Aim: Write out the entire listing below exactly as it appears, minus any pictures.

Items:
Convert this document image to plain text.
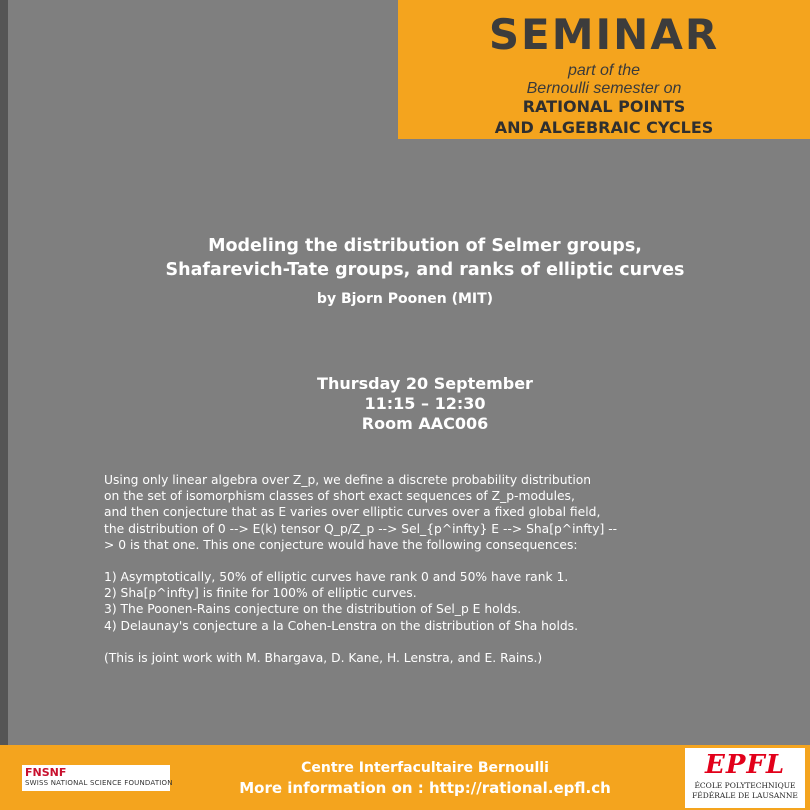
SEMINAR
part of the
Bernoulli semester on
RATIONAL POINTS
AND ALGEBRAIC CYCLES
Modeling the distribution of Selmer groups,
Shafarevich-Tate groups, and ranks of elliptic curves
by Bjorn Poonen (MIT)
Thursday 20 September
11:15 – 12:30
Room AAC006
Using only linear algebra over Z_p, we define a discrete probability distribution
on the set of isomorphism classes of short exact sequences of Z_p-modules,
and then conjecture that as E varies over elliptic curves over a fixed global field,
the distribution of 0 --> E(k) tensor Q_p/Z_p --> Sel_{p^infty} E --> Sha[p^infty] --
> 0 is that one. This one conjecture would have the following consequences:
1) Asymptotically, 50% of elliptic curves have rank 0 and 50% have rank 1.
2) Sha[p^infty] is finite for 100% of elliptic curves.
3) The Poonen-Rains conjecture on the distribution of Sel_p E holds.
4) Delaunay's conjecture a la Cohen-Lenstra on the distribution of Sha holds.
(This is joint work with M. Bhargava, D. Kane, H. Lenstra, and E. Rains.)
FNSNF
SWISS NATIONAL SCIENCE FOUNDATION
Centre Interfacultaire Bernoulli
More information on : http://rational.epfl.ch
EPFL
ÉCOLE POLYTECHNIQUE
FÉDÉRALE DE LAUSANNE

Output for this task:
Convert this document image to plain text.
SEMINAR
part of the
Bernoulli semester on
RATIONAL POINTS
AND ALGEBRAIC CYCLES
Modeling the distribution of Selmer groups,
Shafarevich-Tate groups, and ranks of elliptic curves
by Bjorn Poonen (MIT)
Thursday 20 September
11:15 – 12:30
Room AAC006
Using only linear algebra over Z_p, we define a discrete probability distribution
on the set of isomorphism classes of short exact sequences of Z_p-modules,
and then conjecture that as E varies over elliptic curves over a fixed global field,
the distribution of 0 --> E(k) tensor Q_p/Z_p --> Sel_{p^infty} E --> Sha[p^infty] --
> 0 is that one. This one conjecture would have the following consequences:
1) Asymptotically, 50% of elliptic curves have rank 0 and 50% have rank 1.
2) Sha[p^infty] is finite for 100% of elliptic curves.
3) The Poonen-Rains conjecture on the distribution of Sel_p E holds.
4) Delaunay's conjecture a la Cohen-Lenstra on the distribution of Sha holds.
(This is joint work with M. Bhargava, D. Kane, H. Lenstra, and E. Rains.)
FNSNF
SWISS NATIONAL SCIENCE FOUNDATION
Centre Interfacultaire Bernoulli
More information on : http://rational.epfl.ch
EPFL
ÉCOLE POLYTECHNIQUE
FÉDÉRALE DE LAUSANNE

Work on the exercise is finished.